- **Given exercise 1**
Answer these questions from the article on Şengal's Yezidis.
(a) By the 1990s, the Yezidi population had fallen below what number?
(b) At least how many Internally Displaced Peoples resulted from the ISIS invasion and attacks on Iraq?
(c) According to the International Organization for Migration, what percentage of Şengal's original population has returned?

Surviving the 73rd Genocide: Şengal’s Yezidis Endure
By Dr. Hawzhin Azeez
The Yezidi community is one of the most oppressed and marginalized minorities in the world. As a legacy of at least 73 genocides throughout their history, the number of Yezidis have dwindled to near extinction levels. From the 14th to the 18th century, the Yezidi population fell from 23 million to 2 million, before falling even further to less than 1 million by the 1990s. Forced Islamization across history has also significantly contributed to the reduction of these numbers. The history of cyclical violence imposed on this community has not only reduced their asset base, but driven them deeper into poverty and despair. This is why the effects of the 2014 genocide continues to have catastrophic impacts on the very existence of the Yezidis.
The invasion of ISIS and its attacks on Iraq resulted in at least 6 million Internally Displaced Peoples (IDPs), including the Yezidis. While the majority of these displaced have returned home, the Yezidi community remains the least returned portion of that population. According to the International Organization for Migration (IOM), Şengal “has the lowest return rates in the country, with just 36% of the original population returning.”
Yet, for millennia, the Yezidis have managed to defiantly remain on their traditional lands of Şengal (Sinjar), which has been crucial to their survival both culturally as well as physically. However, the post 2014 genocide policies implemented by Western powers, ostensibly to help protect and preserve these indigenous people, has contributed – alongside ineffective post-conflict reconstruction – to promoting the displacement from their ancestral homeland. The ongoing displacement of the Yezidis from their traditional homeland is on some level a continuation of soft genocidal policies implemented on these vulnerable people for centuries.

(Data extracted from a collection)
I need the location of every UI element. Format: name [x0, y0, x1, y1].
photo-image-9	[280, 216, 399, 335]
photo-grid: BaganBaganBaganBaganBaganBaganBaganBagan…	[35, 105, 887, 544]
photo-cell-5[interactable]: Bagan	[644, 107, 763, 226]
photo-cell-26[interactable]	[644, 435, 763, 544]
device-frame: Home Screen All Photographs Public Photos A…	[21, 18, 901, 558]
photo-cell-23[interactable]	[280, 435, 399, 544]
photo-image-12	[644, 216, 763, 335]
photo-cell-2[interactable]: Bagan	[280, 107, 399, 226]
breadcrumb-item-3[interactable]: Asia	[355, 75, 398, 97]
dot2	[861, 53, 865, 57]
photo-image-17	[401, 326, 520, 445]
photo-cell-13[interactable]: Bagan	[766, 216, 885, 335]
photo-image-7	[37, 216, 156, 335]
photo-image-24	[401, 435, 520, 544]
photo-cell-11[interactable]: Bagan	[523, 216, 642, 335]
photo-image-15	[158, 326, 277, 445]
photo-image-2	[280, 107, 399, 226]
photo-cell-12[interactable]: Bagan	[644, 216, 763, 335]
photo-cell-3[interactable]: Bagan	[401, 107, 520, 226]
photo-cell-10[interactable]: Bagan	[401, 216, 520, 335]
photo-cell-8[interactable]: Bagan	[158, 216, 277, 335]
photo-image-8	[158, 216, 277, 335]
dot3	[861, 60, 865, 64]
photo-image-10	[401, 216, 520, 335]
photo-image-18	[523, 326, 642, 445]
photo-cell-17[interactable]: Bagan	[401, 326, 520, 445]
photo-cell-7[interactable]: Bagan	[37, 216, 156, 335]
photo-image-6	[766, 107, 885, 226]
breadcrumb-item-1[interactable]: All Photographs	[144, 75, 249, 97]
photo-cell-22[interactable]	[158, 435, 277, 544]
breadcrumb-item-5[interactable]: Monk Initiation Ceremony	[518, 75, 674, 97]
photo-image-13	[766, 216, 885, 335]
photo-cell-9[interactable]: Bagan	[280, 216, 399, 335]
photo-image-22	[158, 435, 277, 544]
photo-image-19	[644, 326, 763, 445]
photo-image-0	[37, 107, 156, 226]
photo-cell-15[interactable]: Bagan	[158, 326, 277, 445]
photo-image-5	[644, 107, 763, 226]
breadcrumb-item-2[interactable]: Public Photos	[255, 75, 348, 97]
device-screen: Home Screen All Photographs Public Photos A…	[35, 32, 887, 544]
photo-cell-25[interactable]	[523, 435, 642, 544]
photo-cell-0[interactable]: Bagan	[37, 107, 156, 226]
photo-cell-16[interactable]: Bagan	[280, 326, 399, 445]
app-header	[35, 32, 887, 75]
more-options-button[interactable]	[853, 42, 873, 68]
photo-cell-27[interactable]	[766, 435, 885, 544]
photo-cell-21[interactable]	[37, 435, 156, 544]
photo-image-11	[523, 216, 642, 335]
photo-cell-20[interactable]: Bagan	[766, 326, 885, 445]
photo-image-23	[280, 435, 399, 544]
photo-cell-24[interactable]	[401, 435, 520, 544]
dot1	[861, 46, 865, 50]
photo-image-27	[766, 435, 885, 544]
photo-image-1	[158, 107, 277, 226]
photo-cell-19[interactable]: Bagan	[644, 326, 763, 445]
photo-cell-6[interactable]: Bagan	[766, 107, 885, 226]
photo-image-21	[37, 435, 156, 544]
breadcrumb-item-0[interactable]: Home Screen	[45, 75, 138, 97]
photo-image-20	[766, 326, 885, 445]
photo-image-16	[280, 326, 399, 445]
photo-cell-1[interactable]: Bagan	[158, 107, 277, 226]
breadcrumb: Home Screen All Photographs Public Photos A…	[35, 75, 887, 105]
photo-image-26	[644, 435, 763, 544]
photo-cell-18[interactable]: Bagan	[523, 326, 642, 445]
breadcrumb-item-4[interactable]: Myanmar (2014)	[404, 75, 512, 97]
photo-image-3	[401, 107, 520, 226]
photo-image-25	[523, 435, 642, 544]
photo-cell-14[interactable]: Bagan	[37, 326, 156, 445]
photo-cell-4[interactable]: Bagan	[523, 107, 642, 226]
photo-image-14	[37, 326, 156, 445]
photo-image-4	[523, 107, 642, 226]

- **Given exercise 2**
Return the stretch of rows from the start of the rows through the row containing "device-frame: Home Screen", copying each line unchanged.

- **Written answer 1**
(a) 1 million
(b) 6 million
(c) 36%

- **Written answer 2**
I need the location of every UI element. Format: name [x0, y0, x1, y1].
photo-image-9	[280, 216, 399, 335]
photo-grid: BaganBaganBaganBaganBaganBaganBaganBagan…	[35, 105, 887, 544]
photo-cell-5[interactable]: Bagan	[644, 107, 763, 226]
photo-cell-26[interactable]	[644, 435, 763, 544]
device-frame: Home Screen All Photographs Public Photos A…	[21, 18, 901, 558]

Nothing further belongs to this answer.